Questions on the material:
**a)** In the Python passage, what does the writer suggest turning Destructible into to improve the mixin approach?
**b)** Translate this sentence from the Python passage into Spanish: "If it happens more often that you want subclasses to inherit some properties and not others, the mixin approach in chepner's answer is likely to be more maintainable."

Selected extract:
===

If Undestroyable is a unique (or at least unusual) case, it's probably easiest to just redefine destroy():

class Undestroyable(Planet):

    # ...

    def destroy(self):
        cls_name = self.__class__.__name__
        raise AttributeError("%s has no attribute 'destroy'" % cls_name)

From the point of view of the user of the class, this will behave as though Undestroyable.destroy() doesn't exist … unless they go poking around with hasattr(Undestroyable, 'destroy'), which is always a possibility.

If it happens more often that you want subclasses to inherit some properties and not others, the mixin approach in chepner's answer is likely to be more maintainable. You can improve it further by making Destructible an abstract base class:

from abc import abstractmethod, ABCMeta

class Destructible(metaclass=ABCMeta):

    @abstractmethod
    def destroy(self):
        pass

class BasePlanet:
    # ...
    pass

class Planet(BasePlanet, Destructible):

    def destroy(self):
        # ...
        pass

class IndestructiblePlanet(BasePlanet):
    # ...
    pass

This has the advantage that if you try to instantiate the abstract class Destructible, you'll get an error pointing you at the problem:

>>> Destructible()

===

(Dataset entries)
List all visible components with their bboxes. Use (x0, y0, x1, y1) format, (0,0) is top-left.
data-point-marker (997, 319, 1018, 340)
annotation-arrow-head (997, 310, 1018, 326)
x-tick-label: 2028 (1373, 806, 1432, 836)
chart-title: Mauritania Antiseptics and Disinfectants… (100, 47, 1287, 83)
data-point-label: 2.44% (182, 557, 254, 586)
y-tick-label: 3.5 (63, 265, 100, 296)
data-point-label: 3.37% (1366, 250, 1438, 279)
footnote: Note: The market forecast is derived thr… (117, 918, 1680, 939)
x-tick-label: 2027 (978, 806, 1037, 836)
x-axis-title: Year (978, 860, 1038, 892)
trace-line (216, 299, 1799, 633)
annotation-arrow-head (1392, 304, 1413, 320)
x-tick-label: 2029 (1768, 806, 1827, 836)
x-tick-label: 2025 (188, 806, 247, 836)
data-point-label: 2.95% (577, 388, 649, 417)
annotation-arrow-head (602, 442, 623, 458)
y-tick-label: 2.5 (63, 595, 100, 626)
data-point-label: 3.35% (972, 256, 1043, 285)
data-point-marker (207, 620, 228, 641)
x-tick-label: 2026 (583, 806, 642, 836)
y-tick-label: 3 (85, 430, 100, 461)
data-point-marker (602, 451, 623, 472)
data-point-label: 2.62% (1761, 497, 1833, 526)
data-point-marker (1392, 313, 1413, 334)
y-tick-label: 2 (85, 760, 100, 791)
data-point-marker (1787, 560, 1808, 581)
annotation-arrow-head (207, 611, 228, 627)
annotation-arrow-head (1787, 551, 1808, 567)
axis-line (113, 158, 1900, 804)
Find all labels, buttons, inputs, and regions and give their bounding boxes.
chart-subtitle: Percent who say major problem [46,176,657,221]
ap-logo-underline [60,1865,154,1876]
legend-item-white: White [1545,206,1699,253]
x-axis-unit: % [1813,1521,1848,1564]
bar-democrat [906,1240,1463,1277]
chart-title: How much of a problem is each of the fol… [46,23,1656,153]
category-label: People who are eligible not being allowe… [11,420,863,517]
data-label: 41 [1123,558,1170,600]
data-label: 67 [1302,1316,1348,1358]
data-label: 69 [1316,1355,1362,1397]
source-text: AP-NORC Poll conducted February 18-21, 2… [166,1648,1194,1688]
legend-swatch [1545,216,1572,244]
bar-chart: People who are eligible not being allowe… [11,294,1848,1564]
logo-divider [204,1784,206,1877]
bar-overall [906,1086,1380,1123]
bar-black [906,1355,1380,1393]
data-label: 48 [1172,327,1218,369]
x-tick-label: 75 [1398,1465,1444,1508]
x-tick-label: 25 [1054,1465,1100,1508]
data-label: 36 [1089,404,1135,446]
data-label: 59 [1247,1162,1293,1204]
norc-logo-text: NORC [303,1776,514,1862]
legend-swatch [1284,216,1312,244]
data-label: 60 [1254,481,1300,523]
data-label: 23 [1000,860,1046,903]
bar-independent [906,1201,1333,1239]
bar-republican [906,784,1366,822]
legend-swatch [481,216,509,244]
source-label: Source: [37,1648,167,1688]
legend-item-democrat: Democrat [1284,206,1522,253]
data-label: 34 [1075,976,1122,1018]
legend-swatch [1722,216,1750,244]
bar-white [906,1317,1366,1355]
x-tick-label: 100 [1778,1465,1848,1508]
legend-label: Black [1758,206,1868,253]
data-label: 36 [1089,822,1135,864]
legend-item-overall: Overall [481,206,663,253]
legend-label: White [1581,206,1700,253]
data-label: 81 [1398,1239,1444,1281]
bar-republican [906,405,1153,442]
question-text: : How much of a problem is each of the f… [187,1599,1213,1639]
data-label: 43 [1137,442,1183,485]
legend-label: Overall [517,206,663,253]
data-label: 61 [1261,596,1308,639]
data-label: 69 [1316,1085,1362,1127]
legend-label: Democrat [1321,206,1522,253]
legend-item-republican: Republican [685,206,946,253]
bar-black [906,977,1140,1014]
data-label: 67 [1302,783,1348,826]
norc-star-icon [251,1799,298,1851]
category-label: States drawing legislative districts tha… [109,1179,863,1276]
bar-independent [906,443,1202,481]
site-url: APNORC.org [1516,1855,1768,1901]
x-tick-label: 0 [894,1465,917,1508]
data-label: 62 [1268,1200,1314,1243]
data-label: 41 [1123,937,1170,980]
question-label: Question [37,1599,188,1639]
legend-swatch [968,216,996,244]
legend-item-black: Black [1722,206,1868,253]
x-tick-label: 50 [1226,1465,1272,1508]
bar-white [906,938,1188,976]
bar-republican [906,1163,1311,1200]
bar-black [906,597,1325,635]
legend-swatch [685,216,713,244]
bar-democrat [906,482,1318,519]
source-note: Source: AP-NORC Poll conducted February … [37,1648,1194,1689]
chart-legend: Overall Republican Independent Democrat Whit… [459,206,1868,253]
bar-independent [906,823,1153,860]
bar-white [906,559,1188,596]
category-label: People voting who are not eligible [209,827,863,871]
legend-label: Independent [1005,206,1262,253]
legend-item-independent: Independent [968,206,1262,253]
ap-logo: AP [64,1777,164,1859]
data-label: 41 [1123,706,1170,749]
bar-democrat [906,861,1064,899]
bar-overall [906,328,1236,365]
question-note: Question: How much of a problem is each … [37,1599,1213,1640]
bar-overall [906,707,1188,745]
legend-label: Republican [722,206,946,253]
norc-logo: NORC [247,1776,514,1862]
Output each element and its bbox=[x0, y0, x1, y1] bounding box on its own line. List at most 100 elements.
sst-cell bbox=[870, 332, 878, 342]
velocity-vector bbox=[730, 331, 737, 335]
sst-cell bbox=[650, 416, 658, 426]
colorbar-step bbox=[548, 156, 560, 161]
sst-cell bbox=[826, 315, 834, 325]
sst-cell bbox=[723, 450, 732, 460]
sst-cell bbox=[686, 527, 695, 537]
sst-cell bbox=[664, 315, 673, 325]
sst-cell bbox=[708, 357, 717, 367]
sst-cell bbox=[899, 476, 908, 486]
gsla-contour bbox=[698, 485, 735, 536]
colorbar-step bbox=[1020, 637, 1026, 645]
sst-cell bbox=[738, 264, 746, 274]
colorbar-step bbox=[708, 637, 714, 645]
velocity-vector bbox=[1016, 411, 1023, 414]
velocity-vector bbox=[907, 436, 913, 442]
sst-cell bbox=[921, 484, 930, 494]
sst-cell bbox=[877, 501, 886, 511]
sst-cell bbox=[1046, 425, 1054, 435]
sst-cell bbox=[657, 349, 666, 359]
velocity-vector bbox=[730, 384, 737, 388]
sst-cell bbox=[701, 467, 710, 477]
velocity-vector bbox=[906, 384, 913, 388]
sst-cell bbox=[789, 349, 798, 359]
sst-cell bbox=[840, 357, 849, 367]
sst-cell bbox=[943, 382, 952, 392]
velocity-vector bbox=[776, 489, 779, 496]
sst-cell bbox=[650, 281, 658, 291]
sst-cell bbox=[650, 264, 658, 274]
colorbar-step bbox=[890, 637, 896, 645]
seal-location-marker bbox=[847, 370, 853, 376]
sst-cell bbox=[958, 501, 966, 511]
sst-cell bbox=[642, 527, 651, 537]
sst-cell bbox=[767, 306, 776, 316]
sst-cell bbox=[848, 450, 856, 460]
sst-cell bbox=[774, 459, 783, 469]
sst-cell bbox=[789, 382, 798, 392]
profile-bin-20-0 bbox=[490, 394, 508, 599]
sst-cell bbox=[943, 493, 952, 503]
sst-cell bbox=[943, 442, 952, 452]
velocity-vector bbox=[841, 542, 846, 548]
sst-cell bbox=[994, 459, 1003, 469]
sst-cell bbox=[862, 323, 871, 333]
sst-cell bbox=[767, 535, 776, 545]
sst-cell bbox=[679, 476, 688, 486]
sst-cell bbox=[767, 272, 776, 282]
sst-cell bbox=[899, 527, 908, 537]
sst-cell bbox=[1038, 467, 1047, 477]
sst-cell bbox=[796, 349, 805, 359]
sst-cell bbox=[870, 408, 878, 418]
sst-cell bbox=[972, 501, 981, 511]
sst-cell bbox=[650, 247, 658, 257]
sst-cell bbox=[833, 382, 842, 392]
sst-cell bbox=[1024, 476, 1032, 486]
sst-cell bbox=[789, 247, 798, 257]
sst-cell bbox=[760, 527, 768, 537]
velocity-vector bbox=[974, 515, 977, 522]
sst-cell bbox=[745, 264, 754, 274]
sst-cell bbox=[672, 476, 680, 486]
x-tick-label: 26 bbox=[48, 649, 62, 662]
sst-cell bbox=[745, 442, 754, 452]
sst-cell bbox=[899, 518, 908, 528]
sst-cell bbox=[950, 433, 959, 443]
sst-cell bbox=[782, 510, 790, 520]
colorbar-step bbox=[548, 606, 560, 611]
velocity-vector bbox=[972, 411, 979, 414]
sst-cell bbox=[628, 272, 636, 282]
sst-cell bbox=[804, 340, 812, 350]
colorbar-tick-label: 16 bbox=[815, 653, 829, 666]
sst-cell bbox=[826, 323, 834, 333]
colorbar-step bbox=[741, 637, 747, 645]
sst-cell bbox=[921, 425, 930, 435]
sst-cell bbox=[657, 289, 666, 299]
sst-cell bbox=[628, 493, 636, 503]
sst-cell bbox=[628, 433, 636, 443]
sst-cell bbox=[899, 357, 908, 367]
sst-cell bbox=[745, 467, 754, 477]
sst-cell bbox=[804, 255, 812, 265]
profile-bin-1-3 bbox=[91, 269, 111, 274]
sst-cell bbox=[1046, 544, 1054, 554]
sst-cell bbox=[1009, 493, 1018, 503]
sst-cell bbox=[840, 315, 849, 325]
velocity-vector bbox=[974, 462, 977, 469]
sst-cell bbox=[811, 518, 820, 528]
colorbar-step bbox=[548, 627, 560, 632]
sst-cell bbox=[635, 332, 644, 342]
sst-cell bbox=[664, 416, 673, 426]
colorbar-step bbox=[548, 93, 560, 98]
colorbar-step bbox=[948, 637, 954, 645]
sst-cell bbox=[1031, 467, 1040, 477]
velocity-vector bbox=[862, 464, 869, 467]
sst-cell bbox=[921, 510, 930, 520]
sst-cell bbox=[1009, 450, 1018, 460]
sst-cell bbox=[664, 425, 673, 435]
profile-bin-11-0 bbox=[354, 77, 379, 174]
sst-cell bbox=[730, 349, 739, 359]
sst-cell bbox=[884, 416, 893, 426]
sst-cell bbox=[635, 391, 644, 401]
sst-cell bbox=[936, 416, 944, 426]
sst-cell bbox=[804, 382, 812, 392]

===

Numbered answers:
**a)** An abstract base class.

**b)** Si ocurre con más frecuencia que quieres que las subclases hereden algunas propiedades y otras no, es probable que el enfoque de mixin de la respuesta de chepner sea más fácil de mantener.